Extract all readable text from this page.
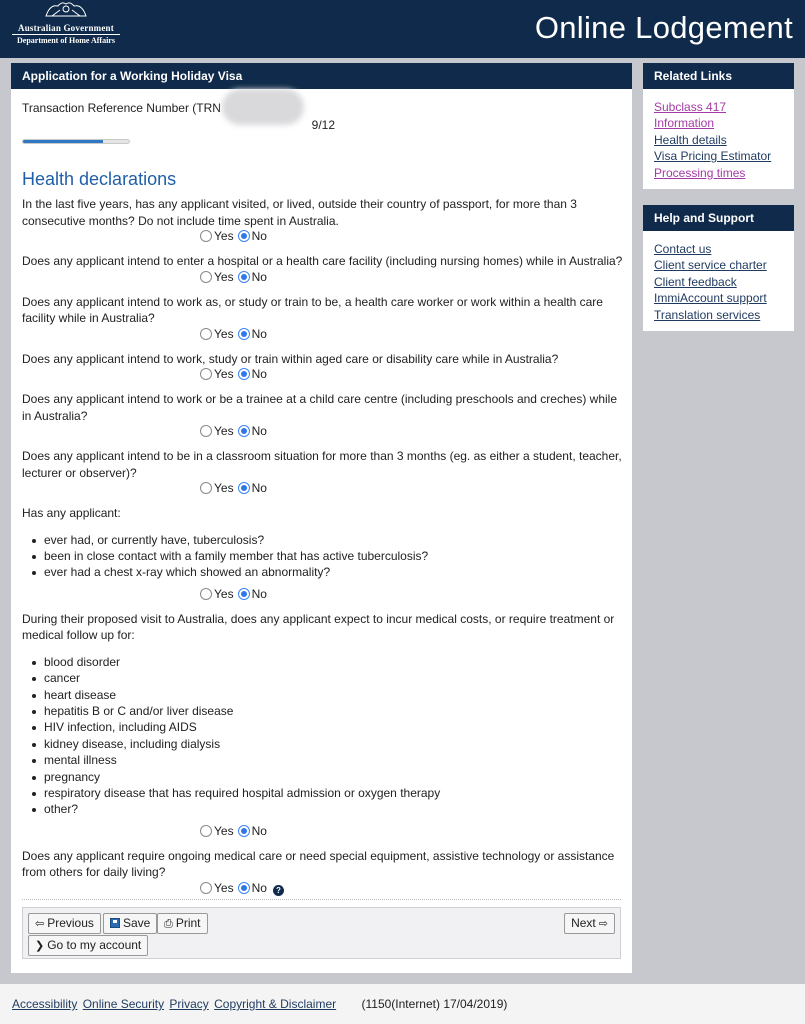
Australian Government
Department of Home Affairs	Online Lodgement
Application for a Working Holiday Visa
Transaction Reference Number (TRN
9/12
Health declarations
In the last five years, has any applicant visited, or lived, outside their country of passport, for more than 3 consecutive months? Do not include time spent in Australia.
Yes No
Does any applicant intend to enter a hospital or a health care facility (including nursing homes) while in Australia?
Yes No
Does any applicant intend to work as, or study or train to be, a health care worker or work within a health care facility while in Australia?
Yes No
Does any applicant intend to work, study or train within aged care or disability care while in Australia?
Yes No
Does any applicant intend to work or be a trainee at a child care centre (including preschools and creches) while in Australia?
Yes No
Does any applicant intend to be in a classroom situation for more than 3 months (eg. as either a student, teacher, lecturer or observer)?
Yes No
Has any applicant:
ever had, or currently have, tuberculosis?
been in close contact with a family member that has active tuberculosis?
ever had a chest x-ray which showed an abnormality?
Yes No
During their proposed visit to Australia, does any applicant expect to incur medical costs, or require treatment or medical follow up for:
blood disorder
cancer
heart disease
hepatitis B or C and/or liver disease
HIV infection, including AIDS
kidney disease, including dialysis
mental illness
pregnancy
respiratory disease that has required hospital admission or oxygen therapy
other?
Yes No
Does any applicant require ongoing medical care or need special equipment, assistive technology or assistance from others for daily living?
Yes No ?
⇦ Previous	Save	⎙ Print	Next ⇨
❯ Go to my account
Related Links
Subclass 417
Information
Health details
Visa Pricing Estimator
Processing times
Help and Support
Contact us
Client service charter
Client feedback
ImmiAccount support
Translation services
Accessibility Online Security Privacy Copyright & Disclaimer (1150(Internet) 17/04/2019)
________
- **What the exercise asks**
Reproduce all of the entries word for word, skipping any pictures they hold.

- **Response to the exercise**
Extract all readable text from this page.
Australian Government
Department of Home Affairs	Online Lodgement
Application for a Working Holiday Visa
Transaction Reference Number (TRN
9/12
Health declarations
In the last five years, has any applicant visited, or lived, outside their country of passport, for more than 3 consecutive months? Do not include time spent in Australia.
Yes No
Does any applicant intend to enter a hospital or a health care facility (including nursing homes) while in Australia?
Yes No
Does any applicant intend to work as, or study or train to be, a health care worker or work within a health care facility while in Australia?
Yes No
Does any applicant intend to work, study or train within aged care or disability care while in Australia?
Yes No
Does any applicant intend to work or be a trainee at a child care centre (including preschools and creches) while in Australia?
Yes No
Does any applicant intend to be in a classroom situation for more than 3 months (eg. as either a student, teacher, lecturer or observer)?
Yes No
Has any applicant:
ever had, or currently have, tuberculosis?
been in close contact with a family member that has active tuberculosis?
ever had a chest x-ray which showed an abnormality?
Yes No
During their proposed visit to Australia, does any applicant expect to incur medical costs, or require treatment or medical follow up for:
blood disorder
cancer
heart disease
hepatitis B or C and/or liver disease
HIV infection, including AIDS
kidney disease, including dialysis
mental illness
pregnancy
respiratory disease that has required hospital admission or oxygen therapy
other?
Yes No
Does any applicant require ongoing medical care or need special equipment, assistive technology or assistance from others for daily living?
Yes No ?
⇦ Previous	Save	⎙ Print	Next ⇨
❯ Go to my account
Related Links
Subclass 417
Information
Health details
Visa Pricing Estimator
Processing times
Help and Support
Contact us
Client service charter
Client feedback
ImmiAccount support
Translation services
Accessibility Online Security Privacy Copyright & Disclaimer (1150(Internet) 17/04/2019)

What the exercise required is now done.